» **Dataset extract**
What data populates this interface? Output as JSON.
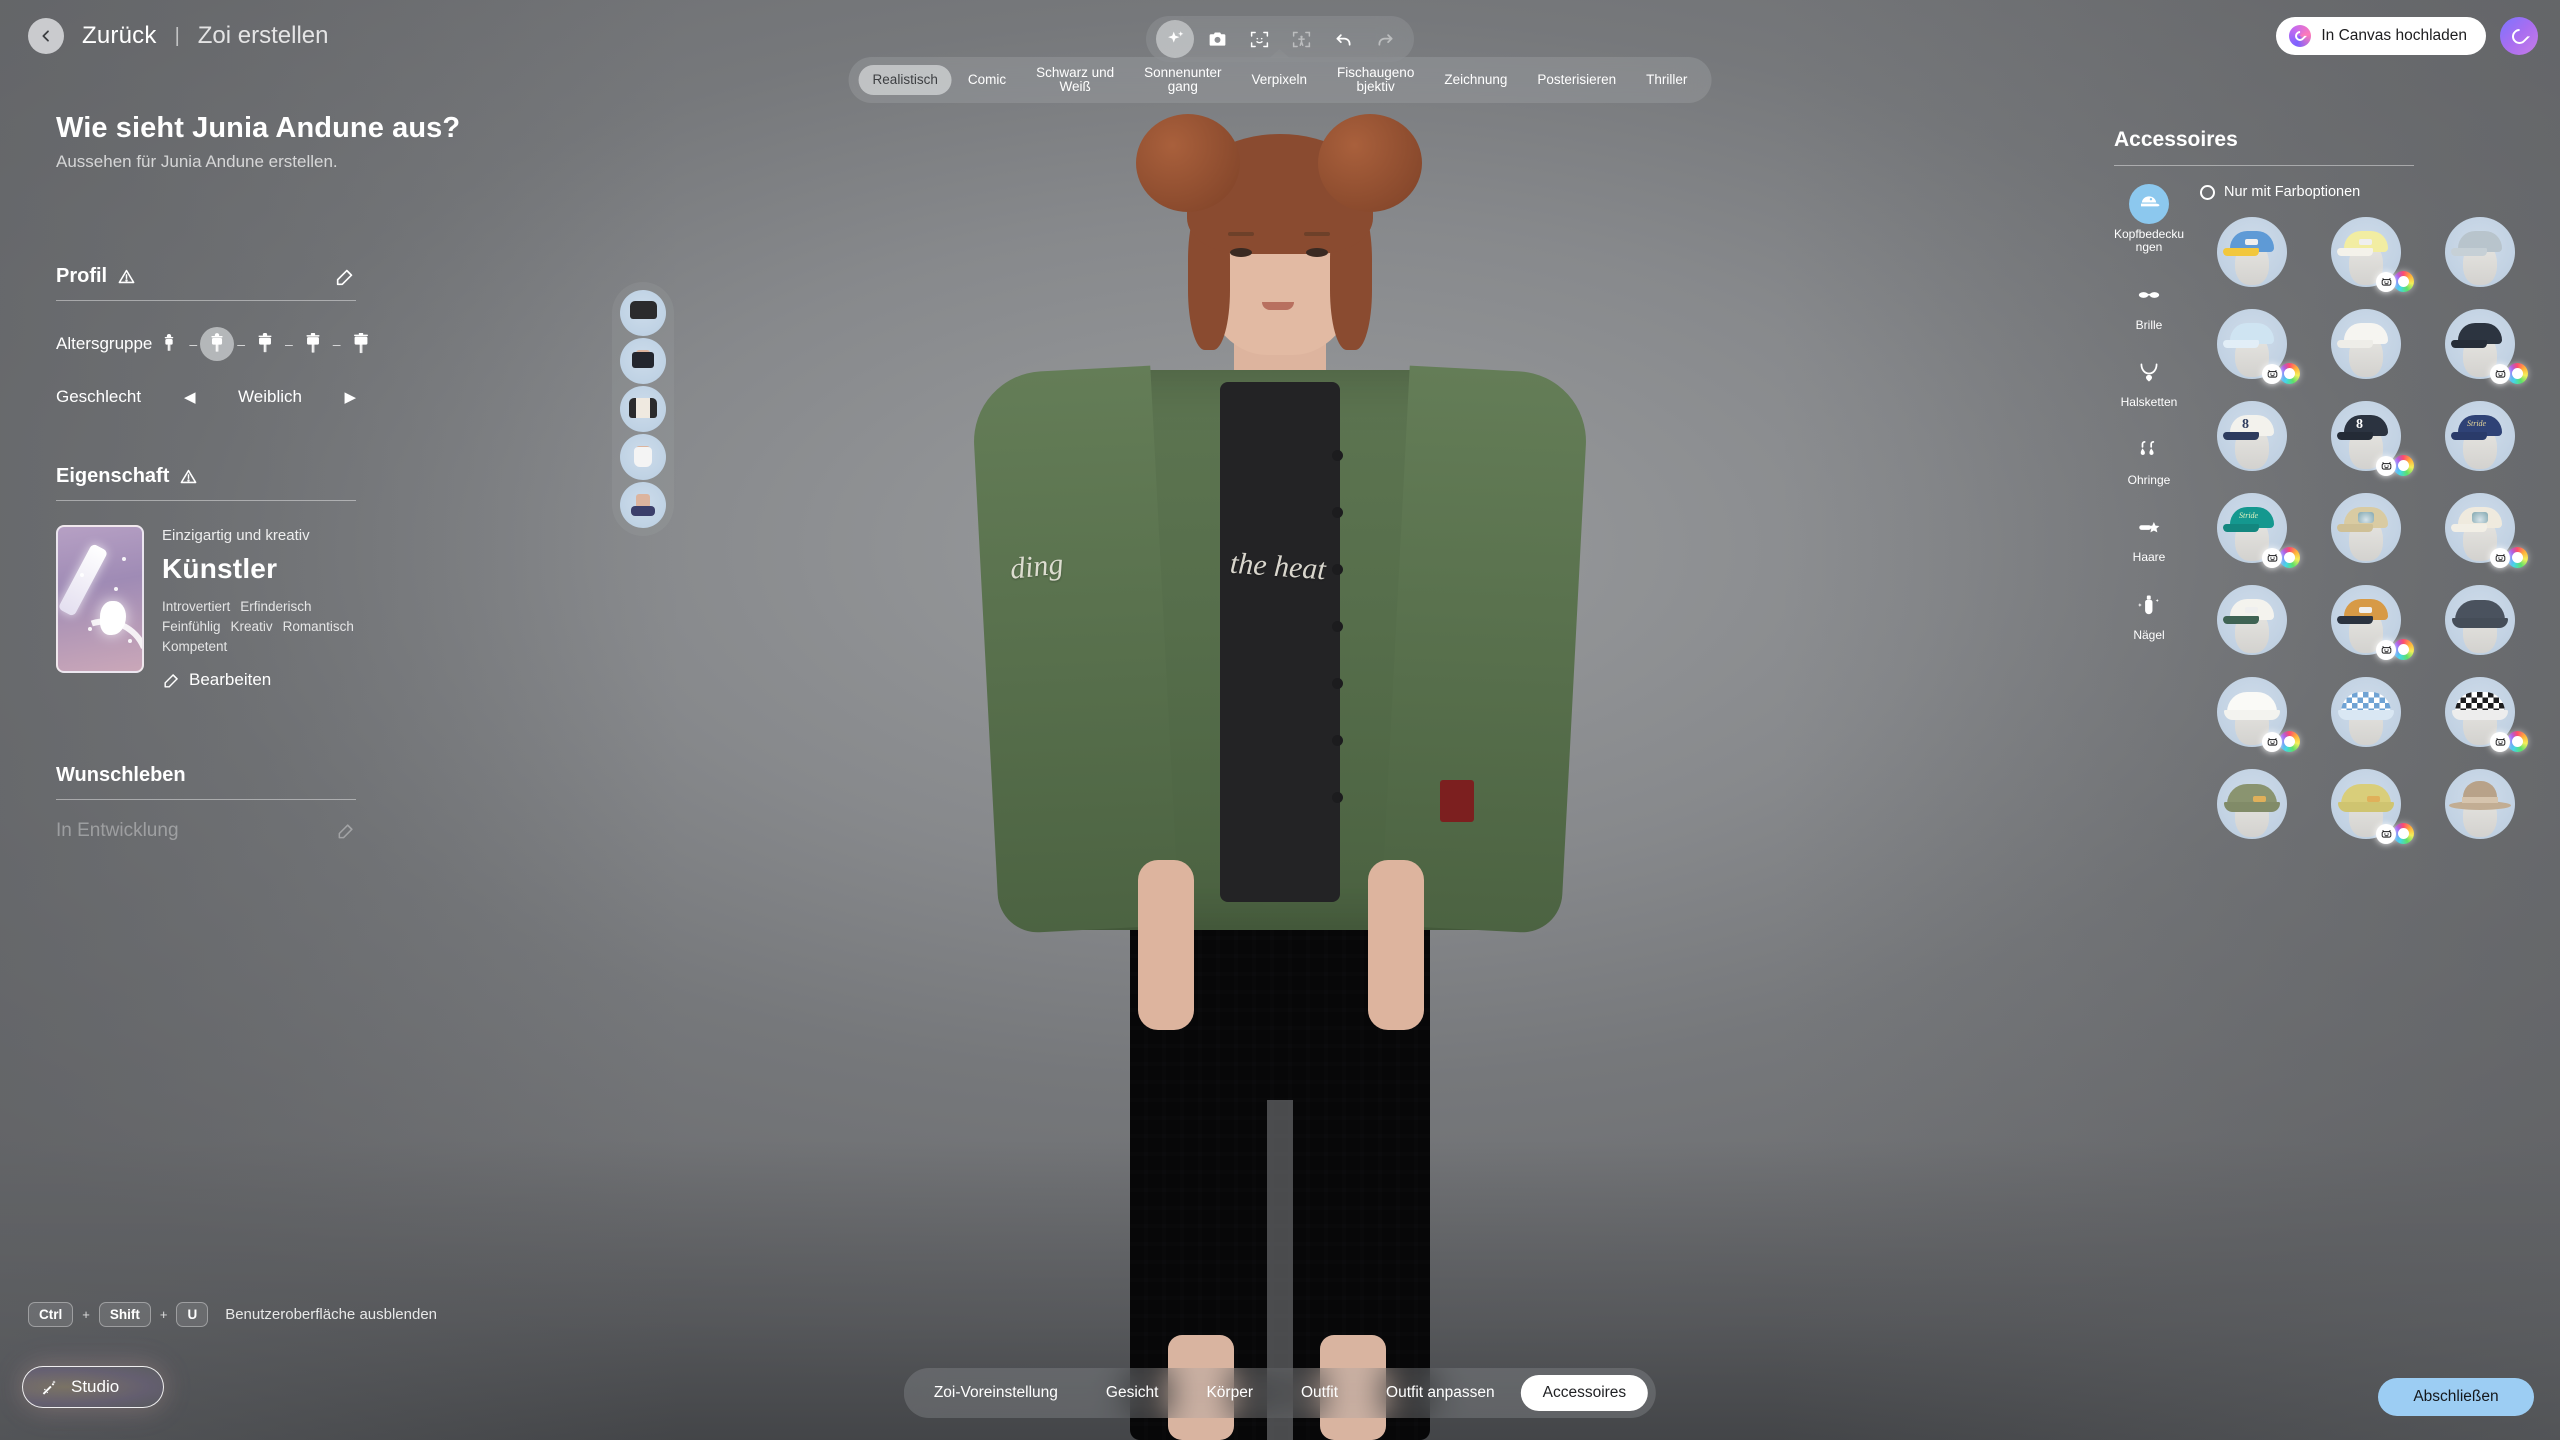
{
  "header": {
    "back_label": "Zurück",
    "separator": "|",
    "current_label": "Zoi erstellen",
    "title": "Wie sieht Junia Andune aus?",
    "subtitle": "Aussehen für Junia Andune erstellen."
  },
  "top_right": {
    "canvas_button": "In Canvas hochladen"
  },
  "toolbar": {
    "items": [
      {
        "name": "sparkle-icon",
        "selected": true,
        "dimmed": false
      },
      {
        "name": "camera-icon",
        "selected": false,
        "dimmed": false
      },
      {
        "name": "face-frame-icon",
        "selected": false,
        "dimmed": false
      },
      {
        "name": "body-frame-icon",
        "selected": false,
        "dimmed": true
      },
      {
        "name": "undo-icon",
        "selected": false,
        "dimmed": false
      },
      {
        "name": "redo-icon",
        "selected": false,
        "dimmed": true
      }
    ]
  },
  "style_tabs": {
    "selected": "Realistisch",
    "items": [
      "Realistisch",
      "Comic",
      "Schwarz und\nWeiß",
      "Sonnenunter\ngang",
      "Verpixeln",
      "Fischaugeno\nbjektiv",
      "Zeichnung",
      "Posterisieren",
      "Thriller"
    ]
  },
  "left_panel": {
    "profile": {
      "title": "Profil",
      "warning_icon": "warning-triangle-icon",
      "edit_icon": "edit-pencil-icon",
      "age_row_label": "Altersgruppe",
      "age_options": [
        "child",
        "teen",
        "young-adult",
        "adult",
        "senior"
      ],
      "age_selected_index": 1,
      "gender_row_label": "Geschlecht",
      "gender_value": "Weiblich",
      "gender_prev_icon": "chevron-left-icon",
      "gender_next_icon": "chevron-right-icon"
    },
    "trait": {
      "title": "Eigenschaft",
      "warning_icon": "warning-triangle-icon",
      "subtitle": "Einzigartig und kreativ",
      "name": "Künstler",
      "tags": [
        "Introvertiert",
        "Erfinderisch",
        "Feinfühlig",
        "Kreativ",
        "Romantisch",
        "Kompetent"
      ],
      "edit_label": "Bearbeiten",
      "card_art": "paintbrush-tarot-card"
    },
    "dream_life": {
      "title": "Wunschleben",
      "placeholder": "In Entwicklung",
      "edit_icon": "edit-pencil-icon"
    }
  },
  "shortcut": {
    "keys": [
      "Ctrl",
      "Shift",
      "U"
    ],
    "plus": "+",
    "label": "Benutzeroberfläche ausblenden"
  },
  "studio_button": {
    "label": "Studio",
    "icon": "magic-wand-icon"
  },
  "outfit_strip": {
    "items": [
      "shirt",
      "shorts",
      "jacket",
      "socks",
      "shoes"
    ]
  },
  "right_panel": {
    "title": "Accessoires",
    "filter": {
      "label": "Nur mit Farboptionen",
      "checked": false
    },
    "categories": [
      {
        "label": "Kopfbedecku\nngen",
        "icon": "cap-icon",
        "selected": true
      },
      {
        "label": "Brille",
        "icon": "glasses-icon",
        "selected": false
      },
      {
        "label": "Halsketten",
        "icon": "necklace-icon",
        "selected": false
      },
      {
        "label": "Ohringe",
        "icon": "earrings-icon",
        "selected": false
      },
      {
        "label": "Haare",
        "icon": "hairclip-icon",
        "selected": false
      },
      {
        "label": "Nägel",
        "icon": "nail-polish-icon",
        "selected": false
      }
    ],
    "items": [
      {
        "type": "cap",
        "crown": "#5e9ad6",
        "brim": "#f2c73c",
        "patch": true,
        "badges": false
      },
      {
        "type": "cap",
        "crown": "#f2eda2",
        "brim": "#f4f2ea",
        "patch": true,
        "badges": true
      },
      {
        "type": "cap",
        "crown": "#b8c4cc",
        "brim": "#c6d0d6",
        "patch": false,
        "badges": false
      },
      {
        "type": "cap",
        "crown": "#cfe4f2",
        "brim": "#e2eef7",
        "patch": false,
        "badges": true
      },
      {
        "type": "cap",
        "crown": "#f6f5f1",
        "brim": "#eeede8",
        "patch": false,
        "badges": false
      },
      {
        "type": "cap",
        "crown": "#2c3440",
        "brim": "#262d38",
        "patch": false,
        "badges": true
      },
      {
        "type": "cap",
        "crown": "#f3f2ed",
        "brim": "#2d3b5e",
        "num": "8",
        "numcolor": "#2d3b5e",
        "badges": false
      },
      {
        "type": "cap",
        "crown": "#2b3340",
        "brim": "#242b36",
        "num": "8",
        "numcolor": "#ffffff",
        "badges": true
      },
      {
        "type": "cap",
        "crown": "#2f4276",
        "brim": "#2a3b6a",
        "script": "Stride",
        "scriptcolor": "#e8d79a",
        "badges": false
      },
      {
        "type": "cap",
        "crown": "#14988f",
        "brim": "#13877f",
        "script": "Stride",
        "scriptcolor": "#dff3c0",
        "badges": true
      },
      {
        "type": "cap",
        "crown": "#d9cba2",
        "brim": "#cfc096",
        "mtn": true,
        "badges": false
      },
      {
        "type": "cap",
        "crown": "#efeade",
        "brim": "#f2efe6",
        "mtn": true,
        "badges": true
      },
      {
        "type": "cap",
        "crown": "#f4f3ee",
        "brim": "#3f6354",
        "patch": true,
        "badges": false
      },
      {
        "type": "cap",
        "crown": "#d79a46",
        "brim": "#2b3340",
        "patch": true,
        "badges": true
      },
      {
        "type": "bucket",
        "crown": "#4a525e",
        "brim": "#454d58",
        "badges": false
      },
      {
        "type": "bucket",
        "crown": "#fafaf7",
        "brim": "#f3f3ef",
        "badges": true
      },
      {
        "type": "bucket",
        "crown": "checker-blue",
        "brim": "#d9e7f3",
        "badges": false
      },
      {
        "type": "bucket",
        "crown": "checker-black",
        "brim": "#ededed",
        "badges": true
      },
      {
        "type": "bucket",
        "crown": "#8a9470",
        "brim": "#818b68",
        "patch": true,
        "badges": false
      },
      {
        "type": "bucket",
        "crown": "#d9ce7a",
        "brim": "#cfc470",
        "patch": true,
        "badges": true
      },
      {
        "type": "fedora",
        "crown": "#b8a289",
        "brim": "#c2ad93",
        "badges": false
      }
    ]
  },
  "bottom_nav": {
    "selected": "Accessoires",
    "items": [
      "Zoi-Voreinstellung",
      "Gesicht",
      "Körper",
      "Outfit",
      "Outfit anpassen",
      "Accessoires"
    ]
  },
  "finish_button": {
    "label": "Abschließen"
  },
  "avatar_scene": {
    "jacket_text_left": "ding",
    "jacket_text_right": "the heat"
  }
}
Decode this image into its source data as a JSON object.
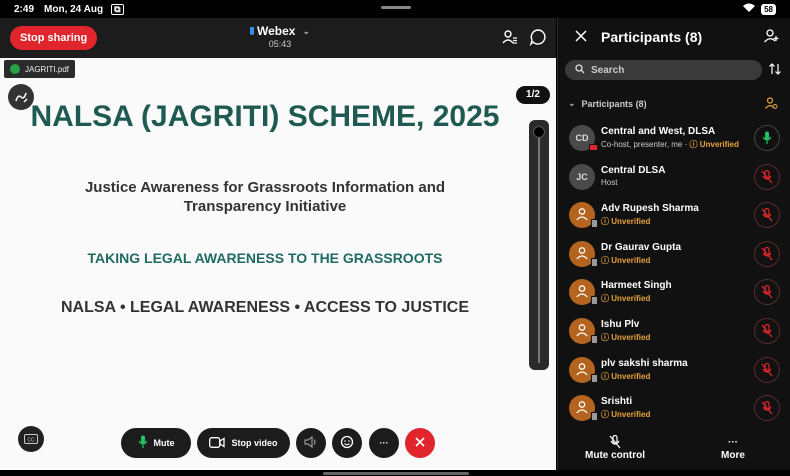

» **Direction**
Tally up the lines holding the string "pencil" in this listing, and report the total alone.

» **Final result**
2